**PROBLEM TO SOLVE**
Reproduce the part of the material that opens with the line containing "Patent image size: (1020, 1353)." and closes with the line containing "The vehicle 28d is at (266, 715).", including both of those lines, without altering anything.

**MATERIAL SHOWN**
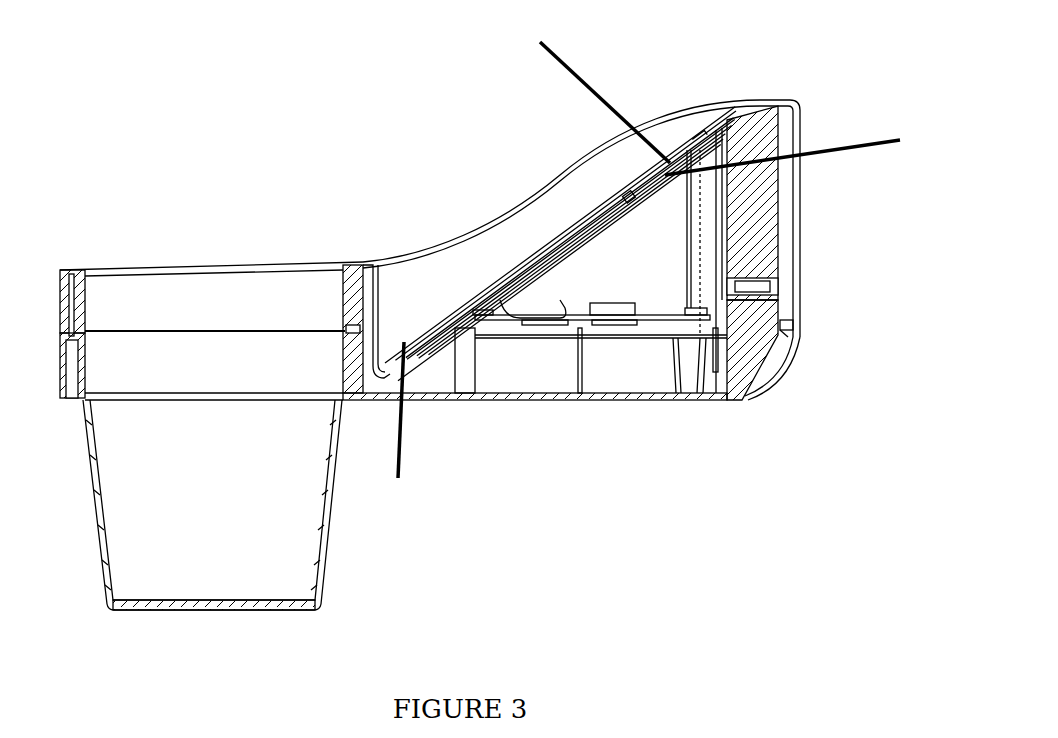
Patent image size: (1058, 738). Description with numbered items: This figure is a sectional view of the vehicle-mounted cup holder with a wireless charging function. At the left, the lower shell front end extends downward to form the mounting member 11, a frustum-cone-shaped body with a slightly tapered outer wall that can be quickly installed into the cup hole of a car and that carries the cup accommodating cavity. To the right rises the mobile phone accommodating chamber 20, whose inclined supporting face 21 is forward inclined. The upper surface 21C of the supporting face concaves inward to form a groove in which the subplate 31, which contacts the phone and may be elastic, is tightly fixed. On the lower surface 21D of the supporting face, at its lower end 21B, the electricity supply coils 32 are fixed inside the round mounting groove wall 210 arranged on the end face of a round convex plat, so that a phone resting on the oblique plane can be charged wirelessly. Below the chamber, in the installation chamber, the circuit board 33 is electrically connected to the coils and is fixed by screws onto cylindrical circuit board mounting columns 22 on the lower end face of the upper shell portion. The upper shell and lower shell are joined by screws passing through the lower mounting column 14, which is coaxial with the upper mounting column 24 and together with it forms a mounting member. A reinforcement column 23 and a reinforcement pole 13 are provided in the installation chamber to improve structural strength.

---

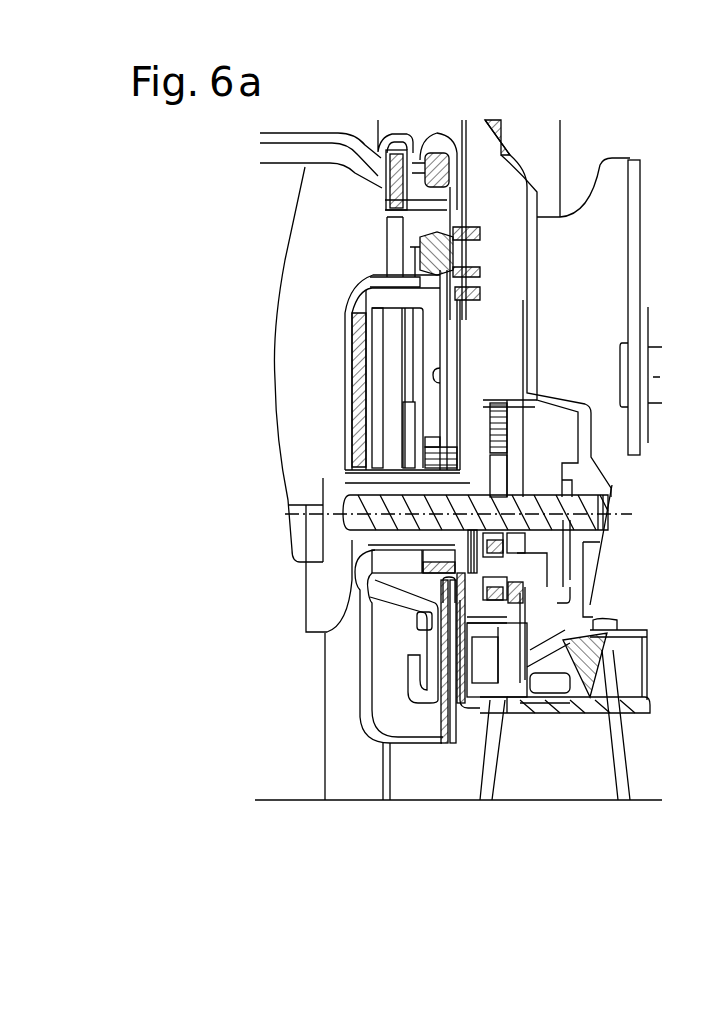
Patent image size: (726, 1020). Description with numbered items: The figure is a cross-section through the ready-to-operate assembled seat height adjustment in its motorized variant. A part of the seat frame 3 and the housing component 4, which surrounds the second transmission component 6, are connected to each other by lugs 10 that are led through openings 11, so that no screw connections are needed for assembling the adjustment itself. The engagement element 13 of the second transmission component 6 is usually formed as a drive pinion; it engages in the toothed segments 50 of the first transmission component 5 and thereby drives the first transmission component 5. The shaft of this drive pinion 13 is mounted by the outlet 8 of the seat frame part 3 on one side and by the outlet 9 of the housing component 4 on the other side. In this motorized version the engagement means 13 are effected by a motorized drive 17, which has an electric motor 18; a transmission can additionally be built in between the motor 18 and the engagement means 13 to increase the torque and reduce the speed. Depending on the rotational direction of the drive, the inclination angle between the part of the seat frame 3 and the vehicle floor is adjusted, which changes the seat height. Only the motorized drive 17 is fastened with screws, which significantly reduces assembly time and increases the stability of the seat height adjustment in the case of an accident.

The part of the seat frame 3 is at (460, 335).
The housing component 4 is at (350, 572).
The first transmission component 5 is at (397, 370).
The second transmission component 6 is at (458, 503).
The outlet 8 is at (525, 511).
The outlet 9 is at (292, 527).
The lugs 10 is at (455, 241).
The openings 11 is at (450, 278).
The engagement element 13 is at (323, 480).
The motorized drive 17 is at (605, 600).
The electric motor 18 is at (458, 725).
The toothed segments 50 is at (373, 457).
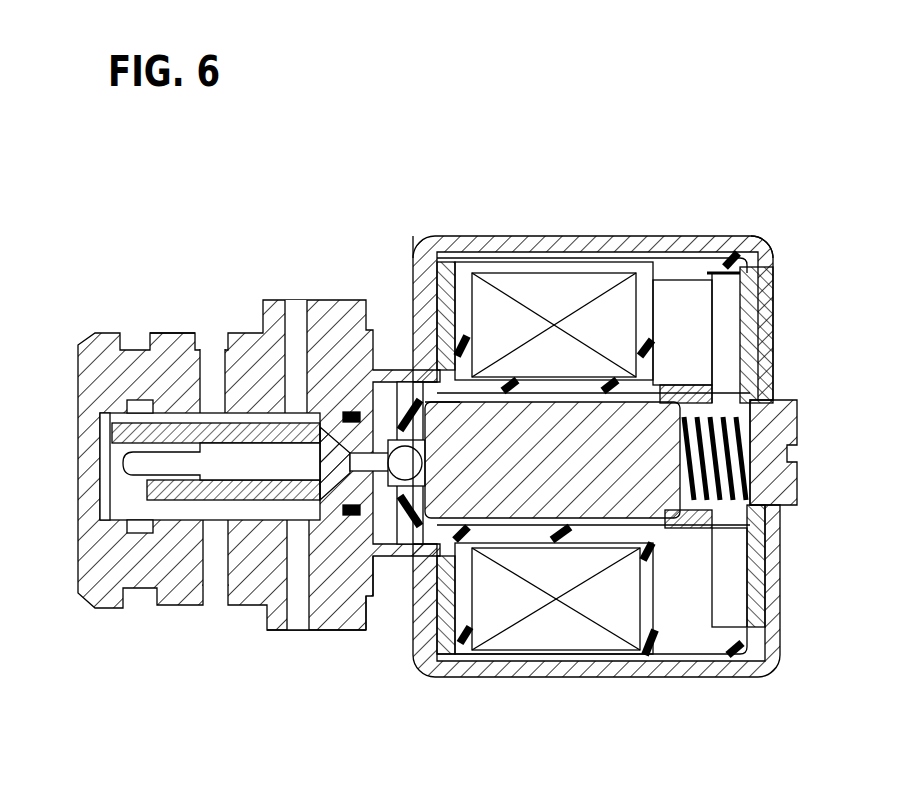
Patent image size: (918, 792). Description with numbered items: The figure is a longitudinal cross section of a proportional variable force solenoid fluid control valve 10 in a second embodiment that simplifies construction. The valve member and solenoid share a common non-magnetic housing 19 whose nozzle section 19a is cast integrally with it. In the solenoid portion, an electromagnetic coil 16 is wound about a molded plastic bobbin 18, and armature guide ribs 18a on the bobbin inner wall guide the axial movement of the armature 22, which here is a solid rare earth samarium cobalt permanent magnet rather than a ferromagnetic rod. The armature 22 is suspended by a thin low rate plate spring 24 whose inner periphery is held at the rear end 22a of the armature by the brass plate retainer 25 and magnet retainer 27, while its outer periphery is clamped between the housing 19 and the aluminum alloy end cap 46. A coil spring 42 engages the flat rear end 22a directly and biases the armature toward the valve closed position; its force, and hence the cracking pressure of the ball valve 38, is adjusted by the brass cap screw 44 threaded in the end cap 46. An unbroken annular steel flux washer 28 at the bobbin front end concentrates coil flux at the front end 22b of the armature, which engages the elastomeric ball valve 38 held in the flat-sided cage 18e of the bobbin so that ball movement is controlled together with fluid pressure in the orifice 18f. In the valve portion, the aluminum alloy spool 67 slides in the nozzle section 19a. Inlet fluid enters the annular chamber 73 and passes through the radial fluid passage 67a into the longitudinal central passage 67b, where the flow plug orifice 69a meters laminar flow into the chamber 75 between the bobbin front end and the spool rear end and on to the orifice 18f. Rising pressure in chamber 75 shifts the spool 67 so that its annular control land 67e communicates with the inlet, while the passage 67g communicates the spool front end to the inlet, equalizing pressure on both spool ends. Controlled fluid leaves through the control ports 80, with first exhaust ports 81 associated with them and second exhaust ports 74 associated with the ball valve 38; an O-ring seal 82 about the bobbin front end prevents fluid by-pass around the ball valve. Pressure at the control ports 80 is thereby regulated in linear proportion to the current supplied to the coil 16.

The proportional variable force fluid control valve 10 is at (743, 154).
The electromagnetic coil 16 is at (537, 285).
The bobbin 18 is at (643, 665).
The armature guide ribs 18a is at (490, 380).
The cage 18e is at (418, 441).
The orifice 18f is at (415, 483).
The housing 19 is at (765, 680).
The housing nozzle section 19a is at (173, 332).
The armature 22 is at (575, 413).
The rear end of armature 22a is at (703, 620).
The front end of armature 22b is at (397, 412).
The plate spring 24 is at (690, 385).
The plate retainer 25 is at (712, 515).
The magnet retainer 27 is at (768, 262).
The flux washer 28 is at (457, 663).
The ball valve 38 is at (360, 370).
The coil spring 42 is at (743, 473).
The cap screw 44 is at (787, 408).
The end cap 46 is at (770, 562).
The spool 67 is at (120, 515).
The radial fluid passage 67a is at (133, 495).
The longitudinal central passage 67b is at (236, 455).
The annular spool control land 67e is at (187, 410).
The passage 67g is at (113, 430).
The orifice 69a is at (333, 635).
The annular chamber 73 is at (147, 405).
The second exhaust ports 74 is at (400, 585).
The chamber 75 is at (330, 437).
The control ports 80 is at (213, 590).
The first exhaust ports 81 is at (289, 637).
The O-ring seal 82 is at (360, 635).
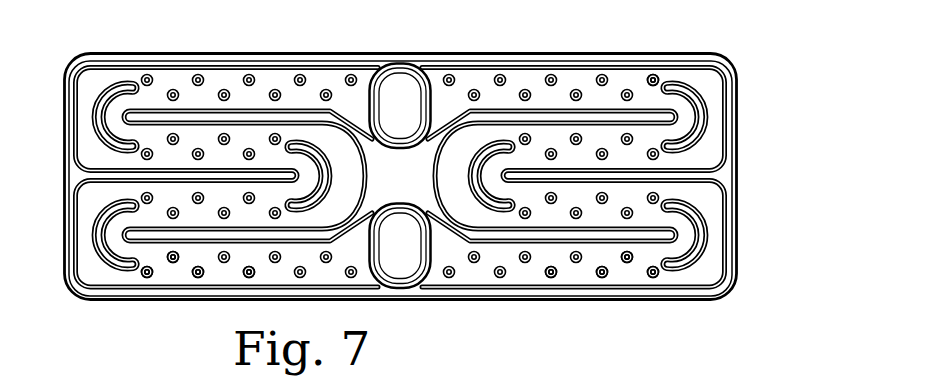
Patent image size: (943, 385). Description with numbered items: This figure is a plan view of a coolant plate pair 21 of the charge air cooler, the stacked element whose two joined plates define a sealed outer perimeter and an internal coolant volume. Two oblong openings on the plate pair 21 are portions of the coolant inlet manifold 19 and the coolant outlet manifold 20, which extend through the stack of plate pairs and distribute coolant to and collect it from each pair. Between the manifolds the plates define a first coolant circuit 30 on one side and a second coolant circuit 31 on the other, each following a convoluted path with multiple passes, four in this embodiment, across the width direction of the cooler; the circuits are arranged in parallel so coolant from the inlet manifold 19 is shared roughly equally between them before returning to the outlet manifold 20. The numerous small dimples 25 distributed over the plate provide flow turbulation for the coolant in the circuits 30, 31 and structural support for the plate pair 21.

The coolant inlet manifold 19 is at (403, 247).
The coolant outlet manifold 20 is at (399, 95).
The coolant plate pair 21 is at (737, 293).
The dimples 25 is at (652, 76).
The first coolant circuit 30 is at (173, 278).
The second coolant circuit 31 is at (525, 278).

...

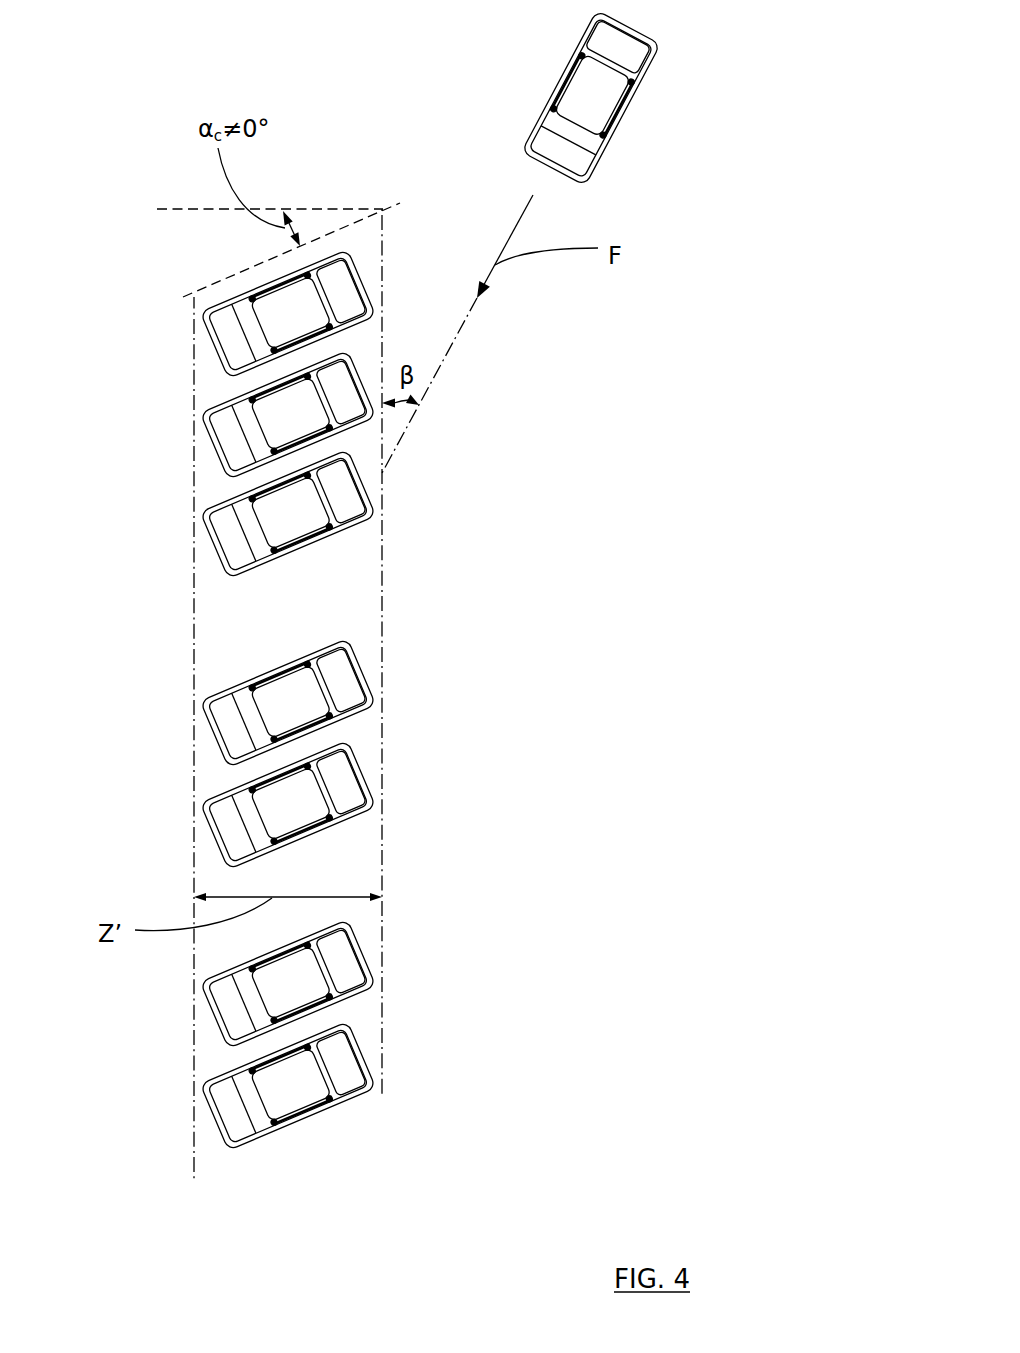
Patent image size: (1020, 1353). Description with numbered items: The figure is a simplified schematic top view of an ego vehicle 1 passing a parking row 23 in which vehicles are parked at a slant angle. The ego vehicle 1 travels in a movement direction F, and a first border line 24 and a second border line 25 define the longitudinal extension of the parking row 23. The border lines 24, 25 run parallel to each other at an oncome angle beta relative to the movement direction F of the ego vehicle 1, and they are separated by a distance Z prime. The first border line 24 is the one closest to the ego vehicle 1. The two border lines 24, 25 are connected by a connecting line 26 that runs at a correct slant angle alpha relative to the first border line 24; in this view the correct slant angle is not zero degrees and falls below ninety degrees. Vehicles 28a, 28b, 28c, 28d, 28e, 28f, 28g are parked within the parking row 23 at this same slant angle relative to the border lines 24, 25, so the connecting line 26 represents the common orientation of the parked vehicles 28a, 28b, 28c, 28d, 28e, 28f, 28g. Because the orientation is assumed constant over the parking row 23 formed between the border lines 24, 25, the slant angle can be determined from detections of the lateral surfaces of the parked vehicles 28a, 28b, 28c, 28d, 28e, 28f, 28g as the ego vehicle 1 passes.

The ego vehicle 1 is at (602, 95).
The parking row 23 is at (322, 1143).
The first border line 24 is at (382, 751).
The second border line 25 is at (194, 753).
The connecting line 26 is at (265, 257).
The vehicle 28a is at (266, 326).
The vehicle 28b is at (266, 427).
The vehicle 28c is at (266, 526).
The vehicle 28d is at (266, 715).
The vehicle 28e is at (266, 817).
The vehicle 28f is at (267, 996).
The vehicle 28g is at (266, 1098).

**THE OUTPUT**
Patent image size: (1020, 1353). Description with numbered items: The figure is a simplified schematic top view of an ego vehicle 1 passing a parking row 23 in which vehicles are parked at a slant angle. The ego vehicle 1 travels in a movement direction F, and a first border line 24 and a second border line 25 define the longitudinal extension of the parking row 23. The border lines 24, 25 run parallel to each other at an oncome angle beta relative to the movement direction F of the ego vehicle 1, and they are separated by a distance Z prime. The first border line 24 is the one closest to the ego vehicle 1. The two border lines 24, 25 are connected by a connecting line 26 that runs at a correct slant angle alpha relative to the first border line 24; in this view the correct slant angle is not zero degrees and falls below ninety degrees. Vehicles 28a, 28b, 28c, 28d, 28e, 28f, 28g are parked within the parking row 23 at this same slant angle relative to the border lines 24, 25, so the connecting line 26 represents the common orientation of the parked vehicles 28a, 28b, 28c, 28d, 28e, 28f, 28g. Because the orientation is assumed constant over the parking row 23 formed between the border lines 24, 25, the slant angle can be determined from detections of the lateral surfaces of the parked vehicles 28a, 28b, 28c, 28d, 28e, 28f, 28g as the ego vehicle 1 passes.

The ego vehicle 1 is at (602, 95).
The parking row 23 is at (322, 1143).
The first border line 24 is at (382, 751).
The second border line 25 is at (194, 753).
The connecting line 26 is at (265, 257).
The vehicle 28a is at (266, 326).
The vehicle 28b is at (266, 427).
The vehicle 28c is at (266, 526).
The vehicle 28d is at (266, 715).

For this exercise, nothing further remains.